• _STATED PROBLEM_
Go through the entries below and retype them exactly, omitting each picture.

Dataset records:
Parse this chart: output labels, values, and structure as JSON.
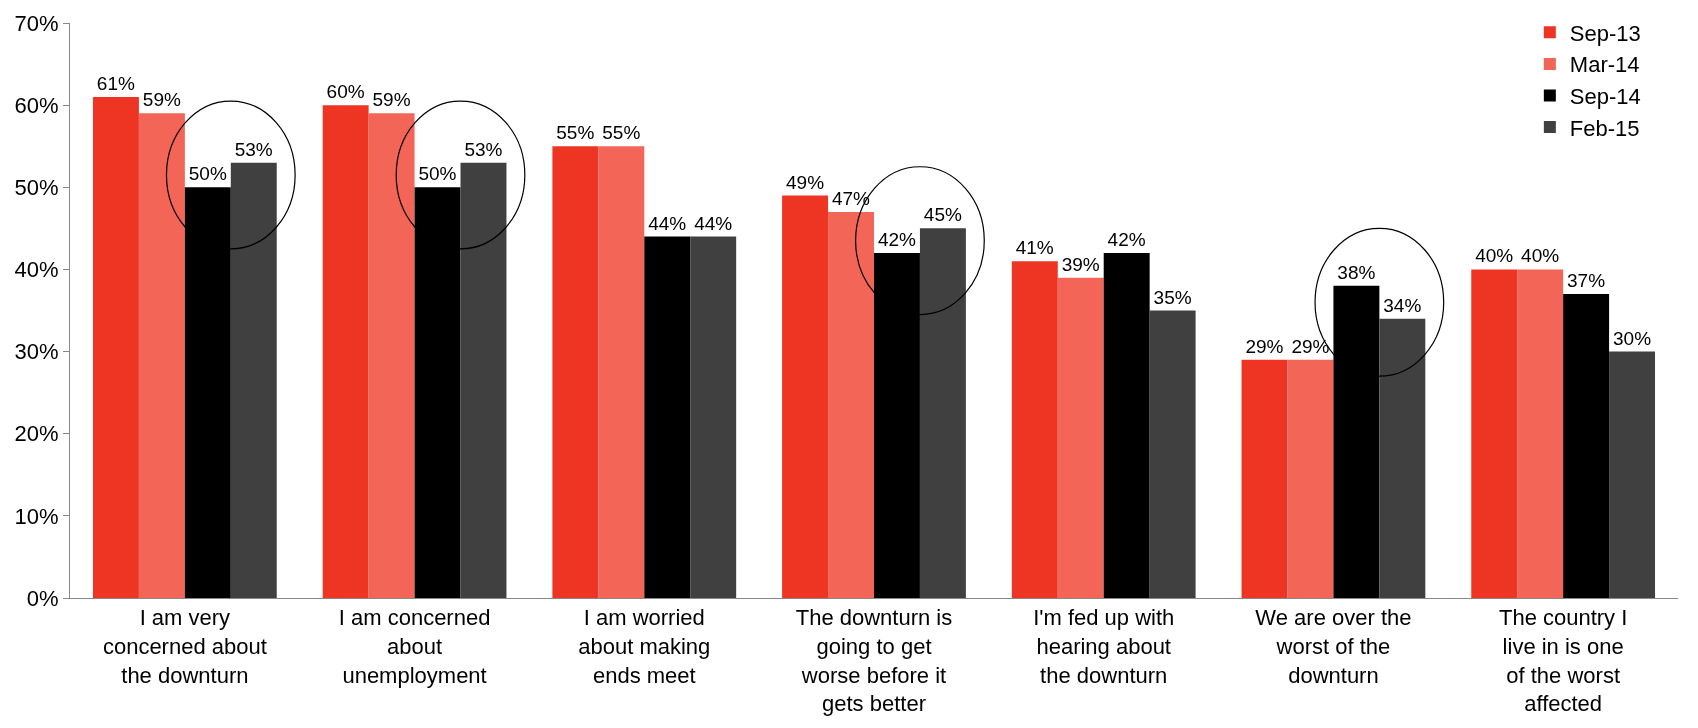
{
  "chart_data": {
    "type": "bar",
    "categories": [
      "I am very concerned about the downturn",
      "I am concerned about unemployment",
      "I am worried about making ends meet",
      "The downturn is going to get worse before it gets better",
      "I'm fed up with hearing about the downturn",
      "We are over the worst of the downturn",
      "The country I live in is one of the worst affected"
    ],
    "series": [
      {
        "name": "Sep-13",
        "color": "#ee3524",
        "values": [
          61,
          60,
          55,
          49,
          41,
          29,
          40
        ],
        "value_labels": [
          "61%",
          "60%",
          "55%",
          "49%",
          "41%",
          "29%",
          "40%"
        ]
      },
      {
        "name": "Mar-14",
        "color": "#f26557",
        "values": [
          59,
          59,
          55,
          47,
          39,
          29,
          40
        ],
        "value_labels": [
          "59%",
          "59%",
          "55%",
          "47%",
          "39%",
          "29%",
          "40%"
        ]
      },
      {
        "name": "Sep-14",
        "color": "#000000",
        "values": [
          50,
          50,
          44,
          42,
          42,
          38,
          37
        ],
        "value_labels": [
          "50%",
          "50%",
          "44%",
          "42%",
          "42%",
          "38%",
          "37%"
        ]
      },
      {
        "name": "Feb-15",
        "color": "#404040",
        "values": [
          53,
          53,
          44,
          45,
          35,
          34,
          30
        ],
        "value_labels": [
          "53%",
          "53%",
          "44%",
          "45%",
          "35%",
          "34%",
          "30%"
        ]
      }
    ],
    "ylim": [
      0,
      70
    ],
    "yticks": [
      {
        "value": 0,
        "label": "0%"
      },
      {
        "value": 10,
        "label": "10%"
      },
      {
        "value": 20,
        "label": "20%"
      },
      {
        "value": 30,
        "label": "30%"
      },
      {
        "value": 40,
        "label": "40%"
      },
      {
        "value": 50,
        "label": "50%"
      },
      {
        "value": 60,
        "label": "60%"
      },
      {
        "value": 70,
        "label": "70%"
      }
    ],
    "grid": false,
    "legend": "top right"
  }
}
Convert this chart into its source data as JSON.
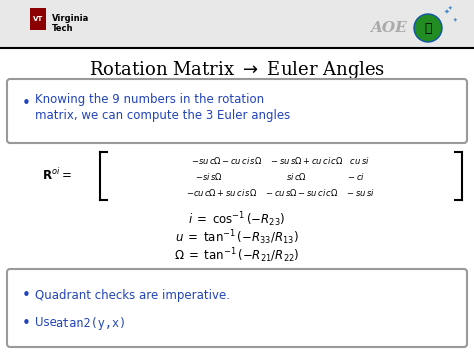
{
  "title": "Rotation Matrix $\\rightarrow$ Euler Angles",
  "title_fontsize": 13,
  "title_color": "#000000",
  "slide_bg": "#ffffff",
  "header_bg": "#e8e8e8",
  "header_line_color": "#000000",
  "bullet1_color": "#2244bb",
  "box_edgecolor": "#999999",
  "bullet2_color": "#2244bb",
  "vt_text1": "Virginia",
  "vt_text2": "Tech",
  "aoe_text": "AOE",
  "bullet1_line1": "Knowing the 9 numbers in the rotation",
  "bullet1_line2": "matrix, we can compute the 3 Euler angles",
  "bullet2a": "Quadrant checks are imperative.",
  "bullet2b_pre": "Use ",
  "bullet2b_code": "atan2(y,x)"
}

• _OUTPUT OF THE TASK_
Parse this chart: output labels, values, and structure as JSON.
{
  "chart_data": {
    "type": "bar",
    "categories": [
      "I am very concerned about the downturn",
      "I am concerned about unemployment",
      "I am worried about making ends meet",
      "The downturn is going to get worse before it gets better",
      "I'm fed up with hearing about the downturn",
      "We are over the worst of the downturn",
      "The country I live in is one of the worst affected"
    ],
    "series": [
      {
        "name": "Sep-13",
        "color": "#ee3524",
        "values": [
          61,
          60,
          55,
          49,
          41,
          29,
          40
        ],
        "value_labels": [
          "61%",
          "60%",
          "55%",
          "49%",
          "41%",
          "29%",
          "40%"
        ]
      },
      {
        "name": "Mar-14",
        "color": "#f26557",
        "values": [
          59,
          59,
          55,
          47,
          39,
          29,
          40
        ],
        "value_labels": [
          "59%",
          "59%",
          "55%",
          "47%",
          "39%",
          "29%",
          "40%"
        ]
      },
      {
        "name": "Sep-14",
        "color": "#000000",
        "values": [
          50,
          50,
          44,
          42,
          42,
          38,
          37
        ],
        "value_labels": [
          "50%",
          "50%",
          "44%",
          "42%",
          "42%",
          "38%",
          "37%"
        ]
      },
      {
        "name": "Feb-15",
        "color": "#404040",
        "values": [
          53,
          53,
          44,
          45,
          35,
          34,
          30
        ],
        "value_labels": [
          "53%",
          "53%",
          "44%",
          "45%",
          "35%",
          "34%",
          "30%"
        ]
      }
    ],
    "ylim": [
      0,
      70
    ],
    "yticks": [
      {
        "value": 0,
        "label": "0%"
      },
      {
        "value": 10,
        "label": "10%"
      },
      {
        "value": 20,
        "label": "20%"
      },
      {
        "value": 30,
        "label": "30%"
      },
      {
        "value": 40,
        "label": "40%"
      },
      {
        "value": 50,
        "label": "50%"
      },
      {
        "value": 60,
        "label": "60%"
      },
      {
        "value": 70,
        "label": "70%"
      }
    ],
    "grid": false,
    "legend": "top right"
  }
}
Convert this chart into its source data as JSON.
{
  "title": "Rotation Matrix $\\rightarrow$ Euler Angles",
  "title_fontsize": 13,
  "title_color": "#000000",
  "slide_bg": "#ffffff",
  "header_bg": "#e8e8e8",
  "header_line_color": "#000000",
  "bullet1_color": "#2244bb",
  "box_edgecolor": "#999999",
  "bullet2_color": "#2244bb",
  "vt_text1": "Virginia",
  "vt_text2": "Tech",
  "aoe_text": "AOE",
  "bullet1_line1": "Knowing the 9 numbers in the rotation",
  "bullet1_line2": "matrix, we can compute the 3 Euler angles",
  "bullet2a": "Quadrant checks are imperative.",
  "bullet2b_pre": "Use ",
  "bullet2b_code": "atan2(y,x)"
}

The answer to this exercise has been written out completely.